▸ **Exercise requirements**
1) Copy the stretch of the passage on the Comintern and Indian communism from "The organizational-ideological intolerance, divorce" through "the ideological quagmire.", renaming "mass line" as "popular line".
2) Turn the paragraph of the passage on the Comintern and Indian communism that begins "Basing on recent archival finding" into a short list that keeps its main facts.
3) Resume the passage on the Comintern and Indian communism from the point where it stops, and keep writing.
--- start Text excerpt ---
The organizational-ideological intolerance, divorce of organizational question from reality, non-adherence to democratic principle, over dependence on the skill & efficiency of the leaders and perceived infallibility of the central policy makers all resulted due to the skewed view on class line and abandonment of mass line and led to the ideological quagmire.
Basing on recent archival finding which remained secret till the Gorvachev regime, Sobhanlal Datta Gupta enumerated the history of Comintern and the Indian Communist in his book titled “Comintern and the Destiny of Communism in India 1919-43”. The national question was first discussed in the comintern’s second congress. The second congress and the Baku congress were the first signal of the Comintern’s growing interest in the East. Sobhanlal asserted that apart from the fall of revolutionary wave in the west, there were very specific Russian factor too which possibly explain this shift. In the neighboring states of Soviet Russia i.e. Turkey, Iran and China, liberation movement were quite active, second, the Bolshevik, while striving to control the former Russian colonies in Central Asia, faced stiff opposition from Armenia & Georgia, which, with the military and political backing of Britain, also struggled to “liberate” Azerbaijan from Soviet rule.
--- end Text excerpt ---
--- start Data block ---
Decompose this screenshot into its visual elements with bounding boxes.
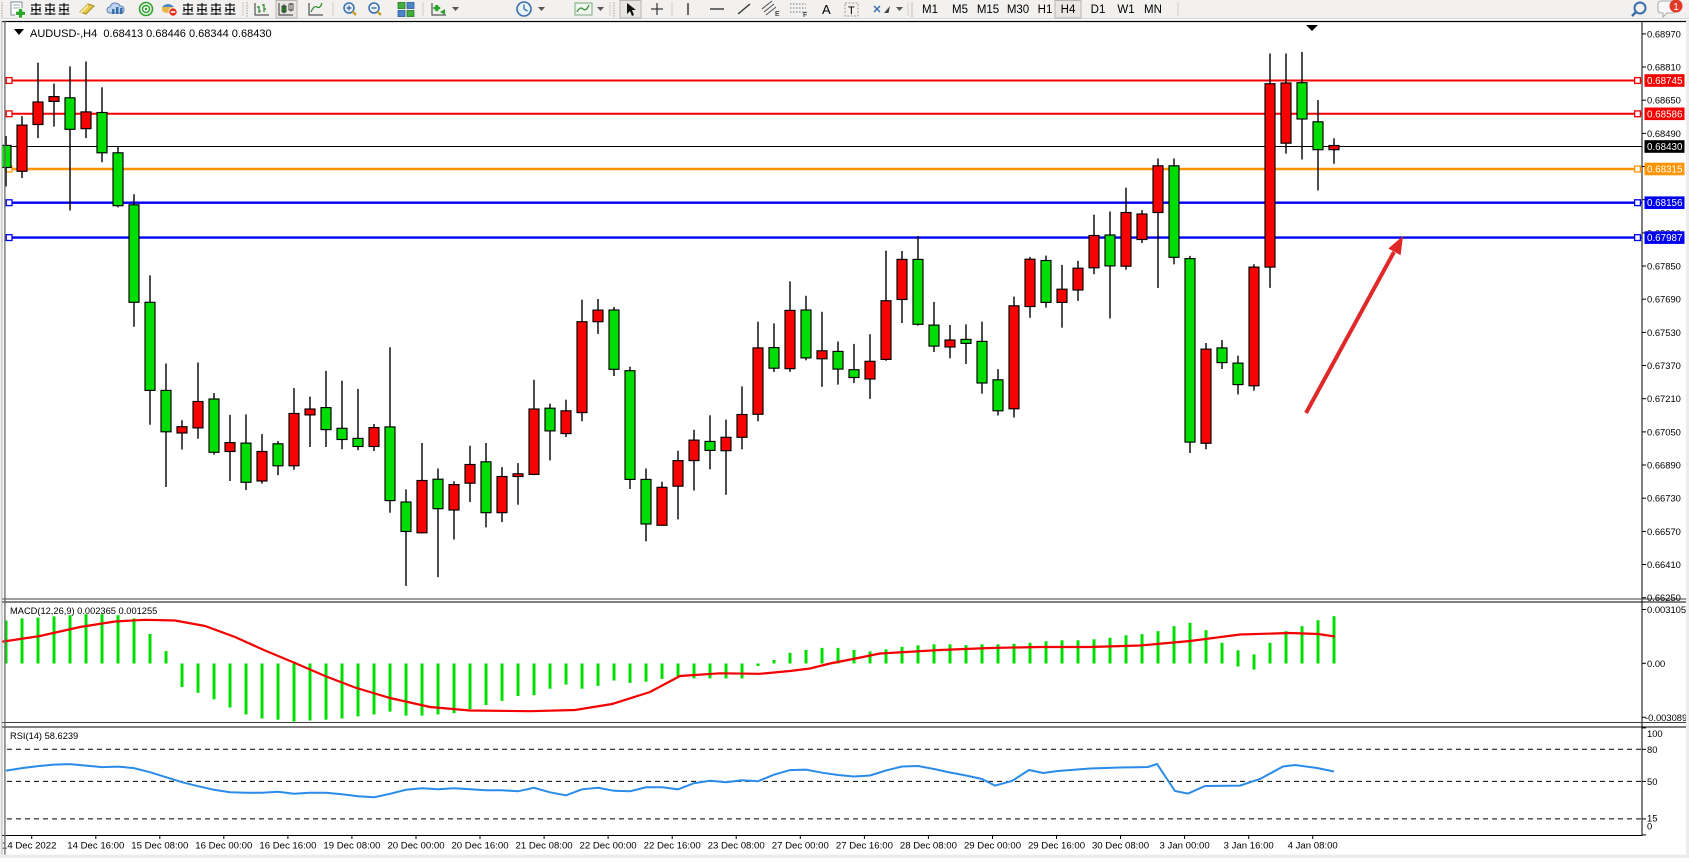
--- end Data block ---
▸ **Answers provided**
1)
The organizational-ideological intolerance, divorce of organizational question from reality, non-adherence to democratic principle, over dependence on the skill & efficiency of the leaders and perceived infallibility of the central policy makers all resulted due to the skewed view on class line and abandonment of popular line and led to the ideological quagmire.

2)
- Drawing on recent archival findings that had long been kept secret, Sobhanlal Datta Gupta traced the history of the Comintern and the Indian Communists in his book “Comintern and the Destiny of Communism in India 1919-43.”
- The Comintern first discussed the national question at its second congress.
- The second congress and the Baku congress were the first signs of the Comintern's growing interest in the East.
- Sobhanlal argues that, besides the fall of the revolutionary wave in the West, specific Russian factors may explain this shift:
  - Liberation movements were active in Soviet Russia's neighbors, Turkey, Iran and China.
  - While trying to control the former Russian colonies in Central Asia, the Bolsheviks met stiff opposition from Armenia and Georgia. With British military and political backing, those states also tried to “liberate” Azerbaijan from Soviet rule.

3)
Lenin’s Imperialism (1917), followed by the Colonial Thesis and M.N.Roy’s draft supplementary thesis were both adopted in the second congress (1920). Comintern’s understanding of the strategy and tactics of the Colonial question was summed up in the ‘Directives on the Nationality and colonial’ signed by Lenin. In contrast, M.N.Roy’s position was similar to Trotsky, who believed that “Indian revolution can only be successful on a proletarian revolution”. In the forth congress, Lenin upheld the outlook projected by him at the second congress, which aimed at diametrically fusing the national and class question. The ‘Thesis on the Eastern Question’ adopted by the comintern stated that the ‘refusal of the communists in the colonies to participate in the struggle against imperialist oppression on the pretext of alleged ‘defense’ of independent class interest, is opportunism of the worst kind calculated only to discredit the proletarian revolution in the east”. In the early twenties there were very few in the comintern who appreciated Lenin’s stand.
In 1922, Gaya session of the Indian National Congress received a document entitled ‘Program of National Liberation & Reconstruction’ carrying the signature of M.N.Roy and Abani Mukherjee in the wake of growing peasant militancy with Chauri Cheura incident and the passivity of Gandhi. On the other hand, Dr. Manilal’s manifesto which was drafted by Dr. Manilal & Abani Mukherjee proposed the idea of a Labour Peasant Party of India for national independence and also advocated abolition of the standing army and the police. It also proposed arming of the masses and the organization of militia, while dissociating itself from Bolshevik and later a party was formed with almost similar program ingrained in Manilal’s manifesto & class demands. But M.N.Roy was against nationalist and tried to persuade the new party to abandon its path without much success. However through M.N.Roy the destiny of Indian communism got firmly anchored in the comintern and its future.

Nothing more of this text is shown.